**JOB**
Determine how many lines of the data below contain "minutes", then give only that number.

**DATA ENTRIES**

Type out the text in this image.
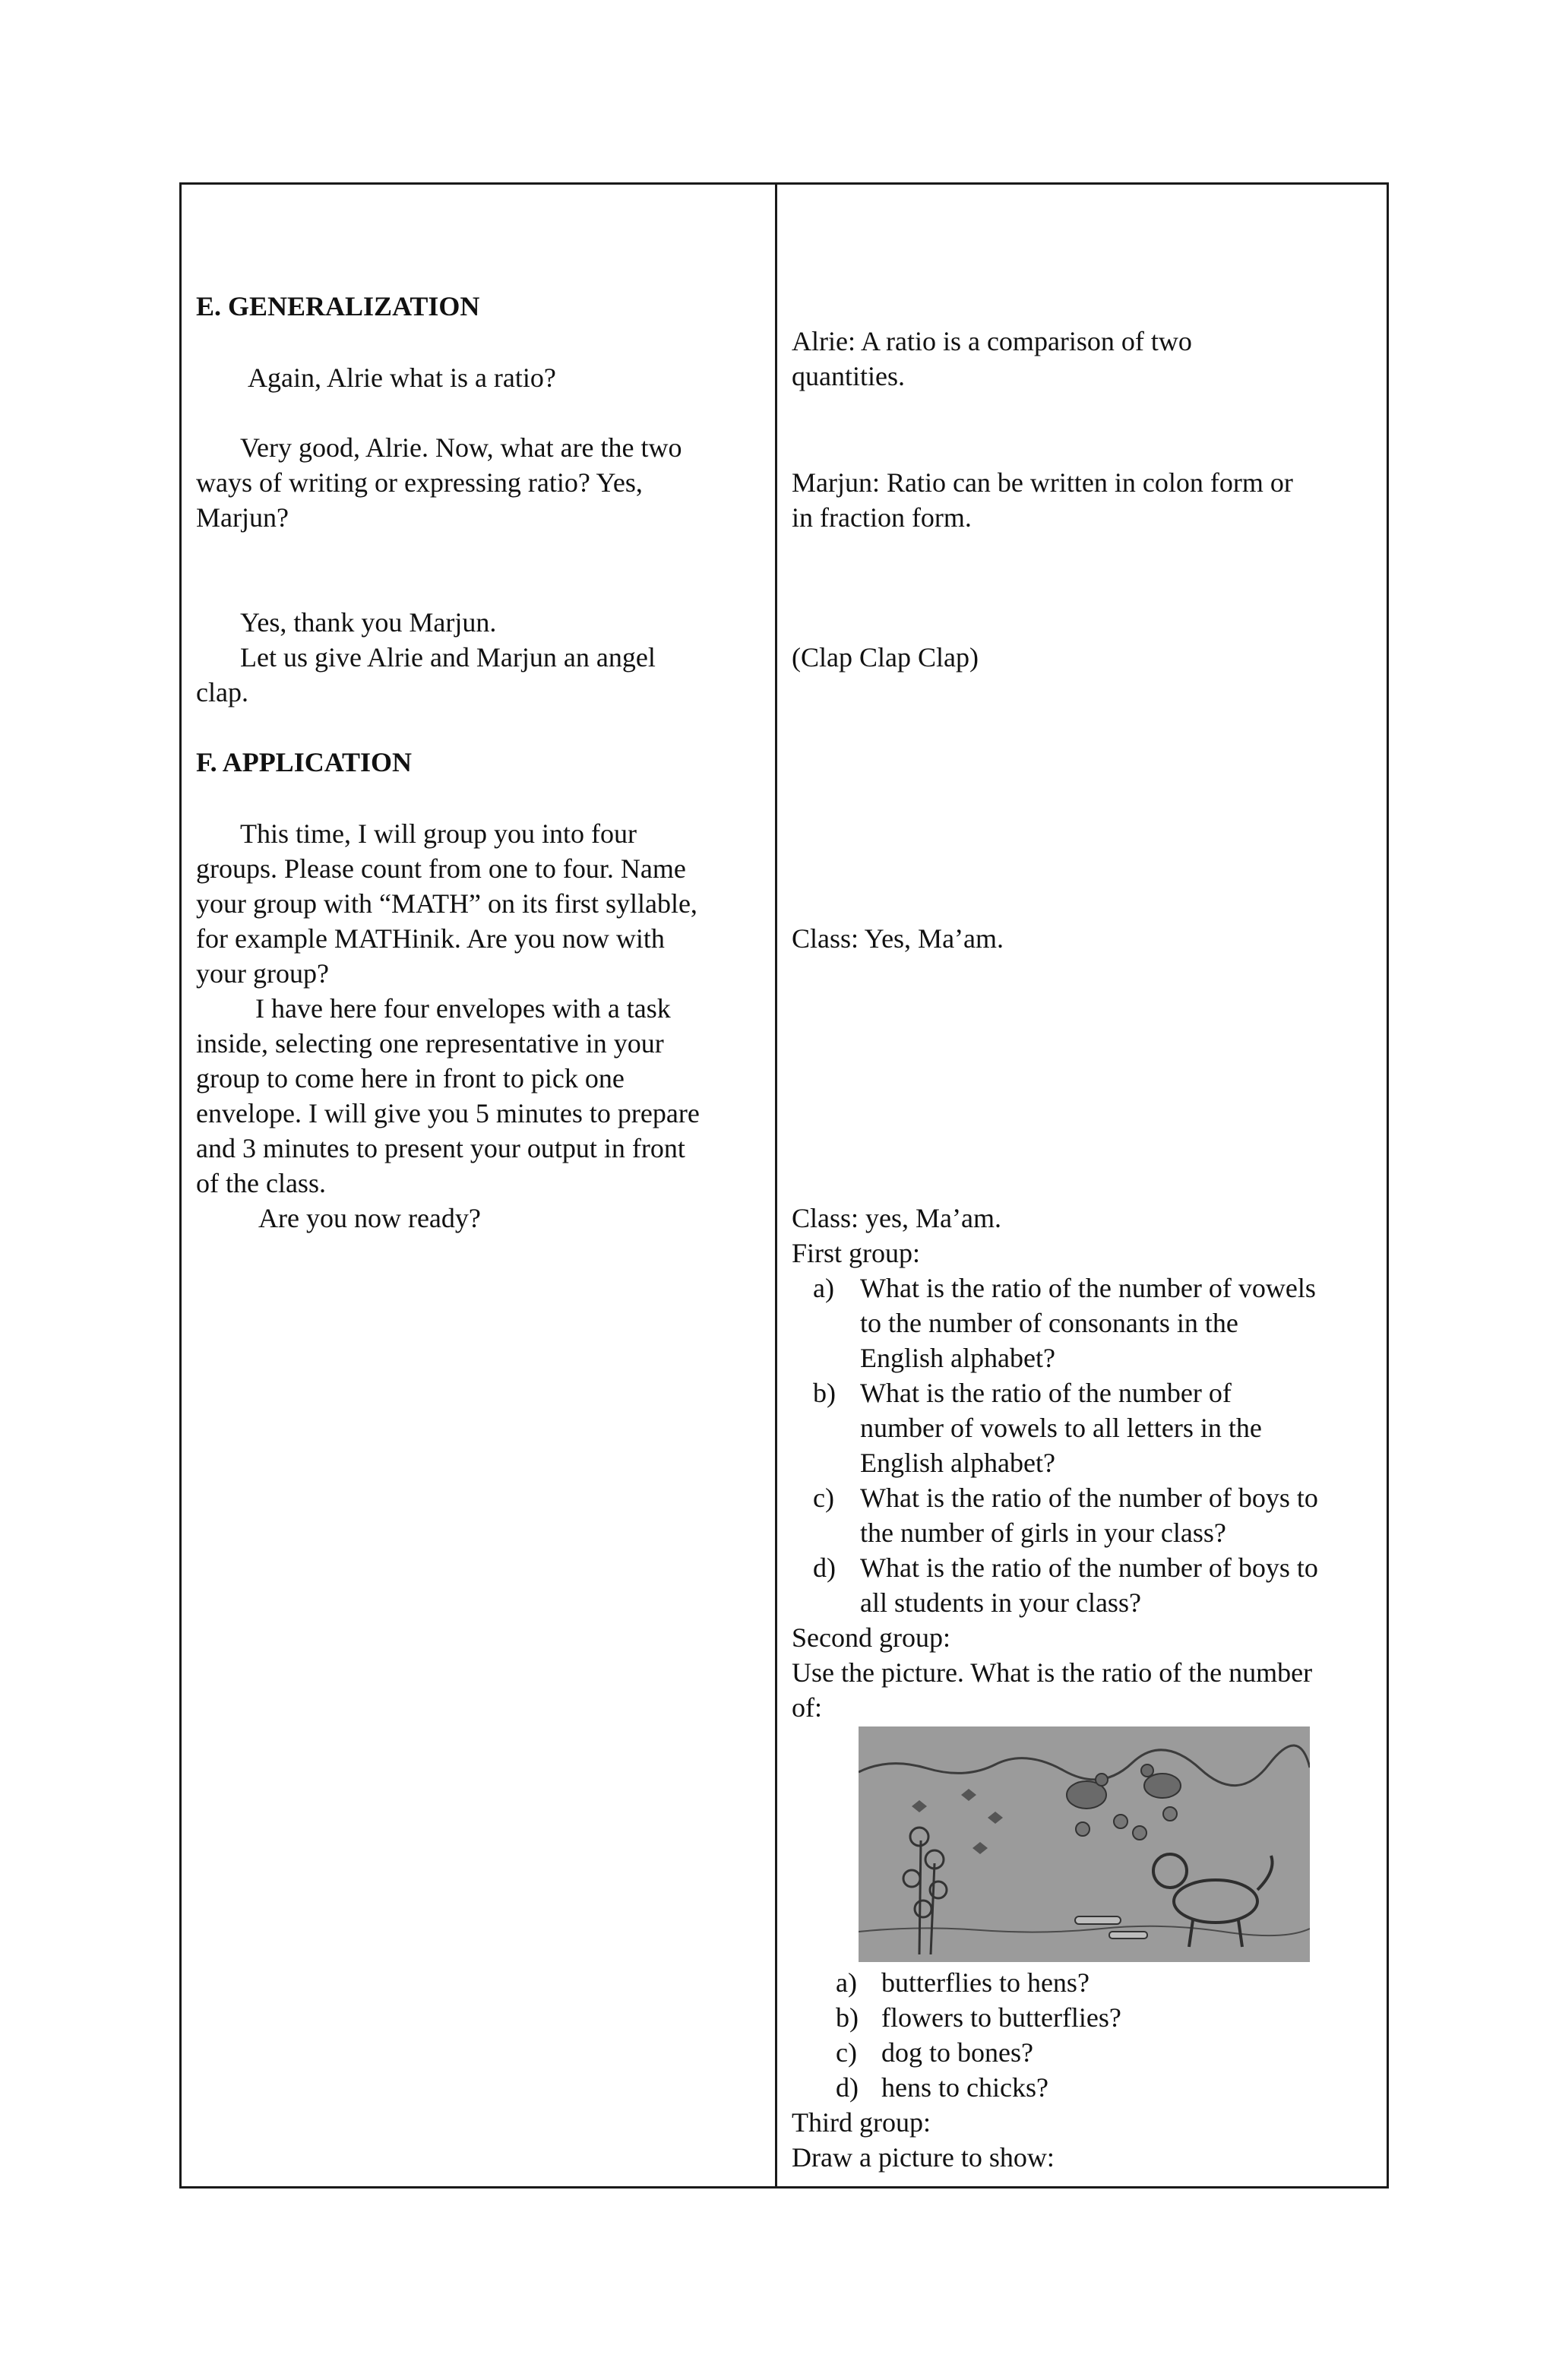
E. GENERALIZATION
Again, Alrie what is a ratio?
Very good, Alrie. Now, what are the two
ways of writing or expressing ratio? Yes,
Marjun?
Yes, thank you Marjun.
Let us give Alrie and Marjun an angel
clap.
F. APPLICATION
This time, I will group you into four
groups. Please count from one to four. Name
your group with “MATH” on its first syllable,
for example MATHinik. Are you now with
your group?
I have here four envelopes with a task
inside, selecting one representative in your
group to come here in front to pick one
envelope. I will give you 5 minutes to prepare
and 3 minutes to present your output in front
of the class.
Are you now ready?
Alrie: A ratio is a comparison of two
quantities.
Marjun: Ratio can be written in colon form or
in fraction form.
(Clap Clap Clap)
Class: Yes, Ma’am.
Class: yes, Ma’am.
First group:
a) What is the ratio of the number of vowels
to the number of consonants in the
English alphabet?
b) What is the ratio of the number of
number of vowels to all letters in the
English alphabet?
c) What is the ratio of the number of boys to
the number of girls in your class?
d) What is the ratio of the number of boys to
all students in your class?
Second group:
Use the picture. What is the ratio of the number
of:
a) butterflies to hens?
b) flowers to butterflies?
c) dog to bones?
d) hens to chicks?
Third group:
Draw a picture to show:
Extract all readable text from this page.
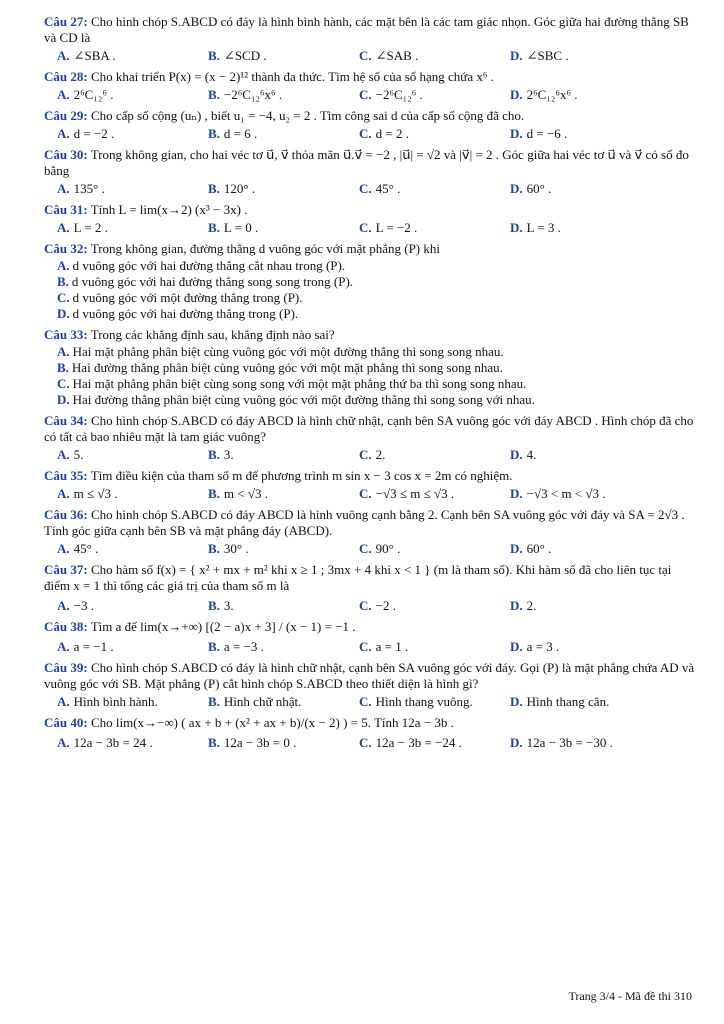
Câu 27: Cho hình chóp S.ABCD có đáy là hình bình hành, các mặt bên là các tam giác nhọn. Góc giữa hai đường thẳng SB và CD là
A. ∠SBA .	B. ∠SCD .	C. ∠SAB .	D. ∠SBC .
Câu 28: Cho khai triển P(x) = (x − 2)¹² thành đa thức. Tìm hệ số của số hạng chứa x⁶ .
A. 2⁶C₁₂⁶ .	B. −2⁶C₁₂⁶x⁶ .	C. −2⁶C₁₂⁶ .	D. 2⁶C₁₂⁶x⁶ .
Câu 29: Cho cấp số cộng (uₙ) , biết u₁ = −4, u₂ = 2 . Tìm công sai d của cấp số cộng đã cho.
A. d = −2 .	B. d = 6 .	C. d = 2 .	D. d = −6 .
Câu 30: Trong không gian, cho hai véc tơ u⃗, v⃗ thỏa mãn u⃗.v⃗ = −2 , |u⃗| = √2 và |v⃗| = 2 . Góc giữa hai véc tơ u⃗ và v⃗ có số đo bằng
A. 135° .	B. 120° .	C. 45° .	D. 60° .
Câu 31: Tính L = lim(x→2) (x³ − 3x) .
A. L = 2 .	B. L = 0 .	C. L = −2 .	D. L = 3 .
Câu 32: Trong không gian, đường thẳng d vuông góc với mặt phẳng (P) khi
A. d vuông góc với hai đường thẳng cắt nhau trong (P).
B. d vuông góc với hai đường thẳng song song trong (P).
C. d vuông góc với một đường thẳng trong (P).
D. d vuông góc với hai đường thẳng trong (P).
Câu 33: Trong các khẳng định sau, khẳng định nào sai?
A. Hai mặt phẳng phân biệt cùng vuông góc với một đường thẳng thì song song nhau.
B. Hai đường thẳng phân biệt cùng vuông góc với một mặt phẳng thì song song nhau.
C. Hai mặt phẳng phân biệt cùng song song với một mặt phẳng thứ ba thì song song nhau.
D. Hai đường thẳng phân biệt cùng vuông góc với một đường thẳng thì song song với nhau.
Câu 34: Cho hình chóp S.ABCD có đáy ABCD là hình chữ nhật, cạnh bên SA vuông góc với đáy ABCD . Hình chóp đã cho có tất cả bao nhiêu mặt là tam giác vuông?
A. 5.	B. 3.	C. 2.	D. 4.
Câu 35: Tìm điều kiện của tham số m để phương trình m sin x − 3 cos x = 2m có nghiệm.
A. m ≤ √3 .	B. m < √3 .	C. −√3 ≤ m ≤ √3 .	D. −√3 < m < √3 .
Câu 36: Cho hình chóp S.ABCD có đáy ABCD là hình vuông cạnh bằng 2. Cạnh bên SA vuông góc với đáy và SA = 2√3 . Tính góc giữa cạnh bên SB và mặt phẳng đáy (ABCD).
A. 45° .	B. 30° .	C. 90° .	D. 60° .
Câu 37: Cho hàm số f(x) = { x² + mx + m² khi x ≥ 1 ; 3mx + 4 khi x < 1 } (m là tham số). Khi hàm số đã cho liên tục tại điểm x = 1 thì tổng các giá trị của tham số m là
A. −3 .	B. 3.	C. −2 .	D. 2.
Câu 38: Tìm a để lim(x→+∞) [(2 − a)x + 3] / (x − 1) = −1 .
A. a = −1 .	B. a = −3 .	C. a = 1 .	D. a = 3 .
Câu 39: Cho hình chóp S.ABCD có đáy là hình chữ nhật, cạnh bên SA vuông góc với đáy. Gọi (P) là mặt phẳng chứa AD và vuông góc với SB. Mặt phẳng (P) cắt hình chóp S.ABCD theo thiết diện là hình gì?
A. Hình bình hành.	B. Hình chữ nhật.	C. Hình thang vuông.	D. Hình thang cân.
Câu 40: Cho lim(x→−∞) ( ax + b + (x² + ax + b)/(x − 2) ) = 5. Tính 12a − 3b .
A. 12a − 3b = 24 .	B. 12a − 3b = 0 .	C. 12a − 3b = −24 .	D. 12a − 3b = −30 .
Trang 3/4 - Mã đề thi 310
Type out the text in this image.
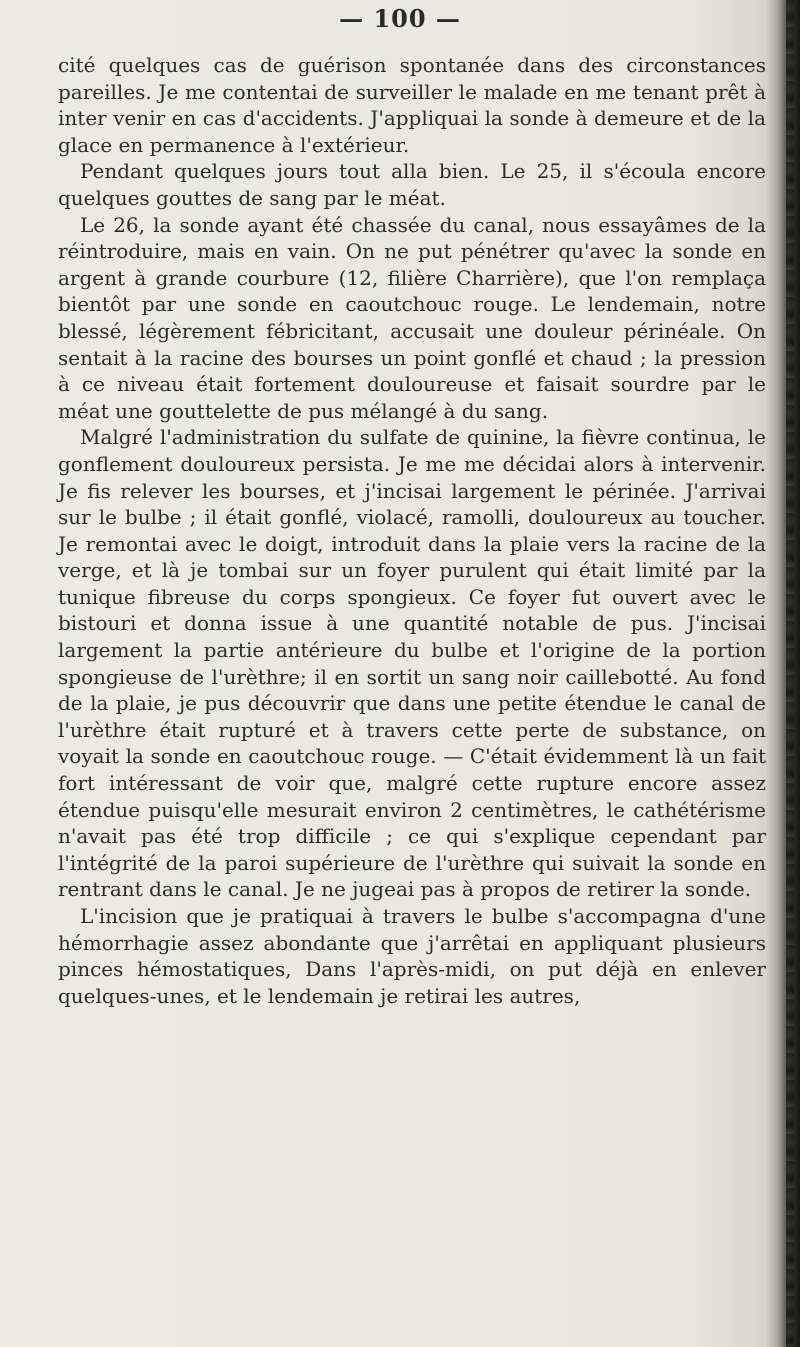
— 100 —

cité quelques cas de guérison spontanée dans des circonstances pareilles. Je me contentai de surveiller le malade en me tenant prêt à inter venir en cas d'accidents. J'appliquai la sonde à demeure et de la glace en permanence à l'extérieur.

Pendant quelques jours tout alla bien. Le 25, il s'écoula encore quelques gouttes de sang par le méat.

Le 26, la sonde ayant été chassée du canal, nous essayâmes de la réintroduire, mais en vain. On ne put pénétrer qu'avec la sonde en argent à grande courbure (12, filière Charrière), que l'on remplaça bientôt par une sonde en caoutchouc rouge. Le lendemain, notre blessé, légèrement fébricitant, accusait une douleur périnéale. On sentait à la racine des bourses un point gonflé et chaud ; la pression à ce niveau était fortement douloureuse et faisait sourdre par le méat une gouttelette de pus mélangé à du sang.

Malgré l'administration du sulfate de quinine, la fièvre continua, le gonflement douloureux persista. Je me me décidai alors à intervenir. Je fis relever les bourses, et j'incisai largement le périnée. J'arrivai sur le bulbe ; il était gonflé, violacé, ramolli, douloureux au toucher. Je remontai avec le doigt, introduit dans la plaie vers la racine de la verge, et là je tombai sur un foyer purulent qui était limité par la tunique fibreuse du corps spongieux. Ce foyer fut ouvert avec le bistouri et donna issue à une quantité notable de pus. J'incisai largement la partie antérieure du bulbe et l'origine de la portion spongieuse de l'urèthre; il en sortit un sang noir caillebotté. Au fond de la plaie, je pus découvrir que dans une petite étendue le canal de l'urèthre était rupturé et à travers cette perte de substance, on voyait la sonde en caoutchouc rouge. — C'était évidemment là un fait fort intéressant de voir que, malgré cette rupture encore assez étendue puisqu'elle mesurait environ 2 centimètres, le cathétérisme n'avait pas été trop difficile ; ce qui s'explique cependant par l'intégrité de la paroi supérieure de l'urèthre qui suivait la sonde en rentrant dans le canal. Je ne jugeai pas à propos de retirer la sonde.

L'incision que je pratiquai à travers le bulbe s'accompagna d'une hémorrhagie assez abondante que j'arrêtai en appliquant plusieurs pinces hémostatiques, Dans l'après-midi, on put déjà en enlever quelques-unes, et le lendemain je retirai les autres,
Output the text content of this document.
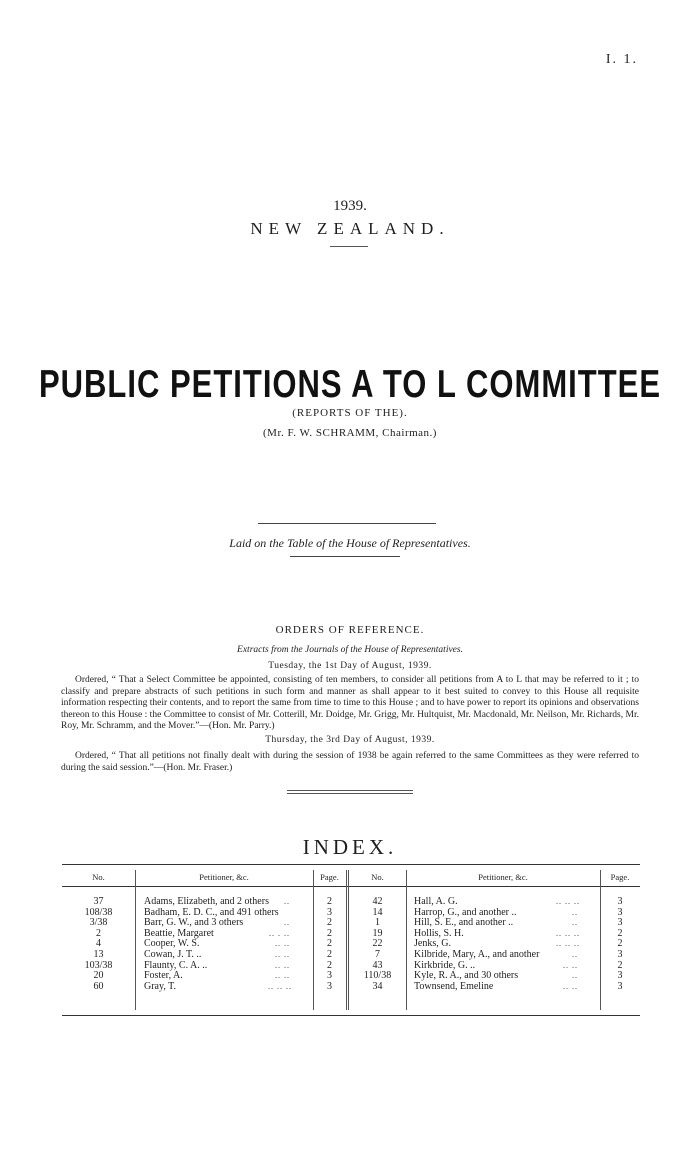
I. 1.
1939.
NEW ZEALAND.
PUBLIC PETITIONS A TO L COMMITTEE
(REPORTS OF THE).
(Mr. F. W. SCHRAMM, Chairman.)
Laid on the Table of the House of Representatives.
ORDERS OF REFERENCE.
Extracts from the Journals of the House of Representatives.
Tuesday, the 1st Day of August, 1939.

Ordered, “ That a Select Committee be appointed, consisting of ten members, to consider all petitions from A to L that may be referred to it ; to classify and prepare abstracts of such petitions in such form and manner as shall appear to it best suited to convey to this House all requisite information respecting their contents, and to report the same from time to time to this House ; and to have power to report its opinions and observations thereon to this House : the Committee to consist of Mr. Cotterill, Mr. Doidge, Mr. Grigg, Mr. Hultquist, Mr. Macdonald, Mr. Neilson, Mr. Richards, Mr. Roy, Mr. Schramm, and the Mover.”—(Hon. Mr. Parry.)

Thursday, the 3rd Day of August, 1939.

Ordered, “ That all petitions not finally dealt with during the session of 1938 be again referred to the same Committees as they were referred to during the said session.”—(Hon. Mr. Fraser.)

INDEX.
No.	Petitioner, &c.	Page.	No.	Petitioner, &c.	Page.
37	Adams, Elizabeth, and 2 others	..	2
108/38	Badham, E. D. C., and 491 others	3
3/38	Barr, G. W., and 3 others	..	2
2	Beattie, Margaret	.. . ..	2
4	Cooper, W. S.	.. ..	2
13	Cowan, J. T. ..	.. ..	2
103/38	Flaunty, C. A. ..	.. ..	2
20	Foster, A.	.. ..	3
60	Gray, T.	.. .. ..	3
42	Hall, A. G.	.. .. ..	3
14	Harrop, G., and another ..	..	3
1	Hill, S. E., and another ..	..	3
19	Hollis, S. H.	.. .. ..	2
22	Jenks, G.	.. .. ..	2
7	Kilbride, Mary, A., and another	..	3
43	Kirkbride, G. ..	.. ..	2
110/38	Kyle, R. A., and 30 others	..	3
34	Townsend, Emeline	.. ..	3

**THE REPLY**
2